### Material provided
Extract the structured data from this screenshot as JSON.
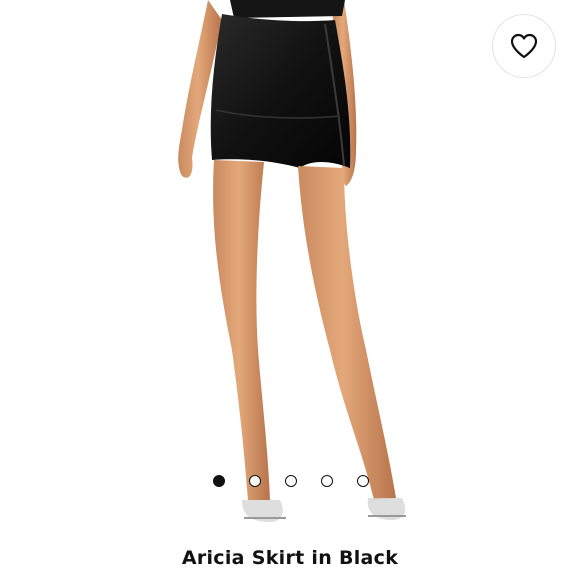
{
  "product": {
    "title": "Aricia Skirt in Black"
  },
  "favorite": {
    "icon": "heart-outline-icon",
    "selected": false
  },
  "carousel": {
    "total": 5,
    "active_index": 0
  },
  "colors": {
    "background": "#ffffff",
    "text": "#111111",
    "dot": "#111111",
    "border": "#e3e3e3"
  }
}
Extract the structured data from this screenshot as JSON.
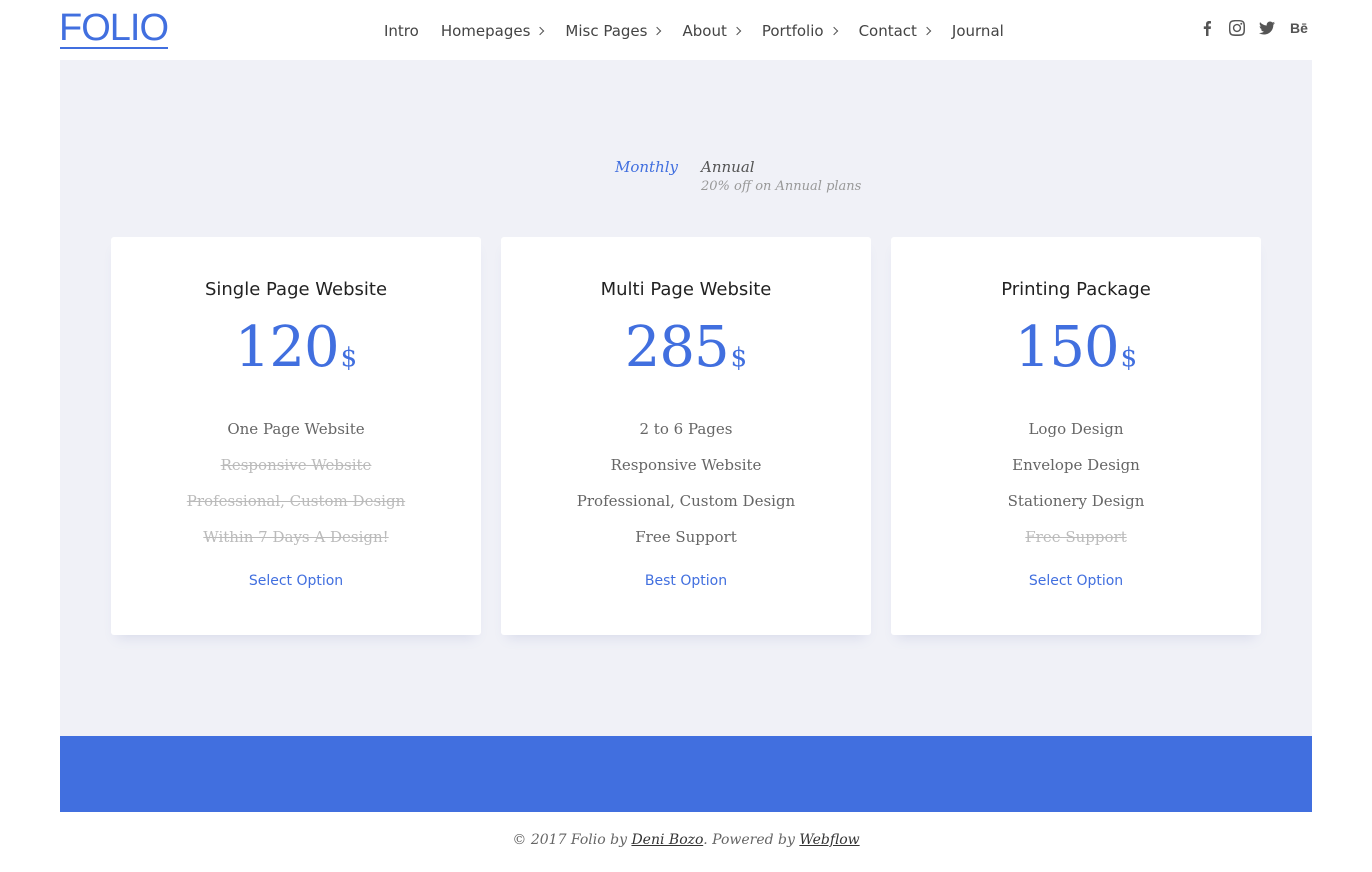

### Written problem
Set the listing down in full and exactly. Pictures within it should not appear in the copy.

### Full answer
Extract the structured data from this screenshot as JSON.
{
  "product": {
    "title": "Aricia Skirt in Black"
  },
  "favorite": {
    "icon": "heart-outline-icon",
    "selected": false
  },
  "carousel": {
    "total": 5,
    "active_index": 0
  },
  "colors": {
    "background": "#ffffff",
    "text": "#111111",
    "dot": "#111111",
    "border": "#e3e3e3"
  }
}
Extract the structured data from this screenshot as JSON.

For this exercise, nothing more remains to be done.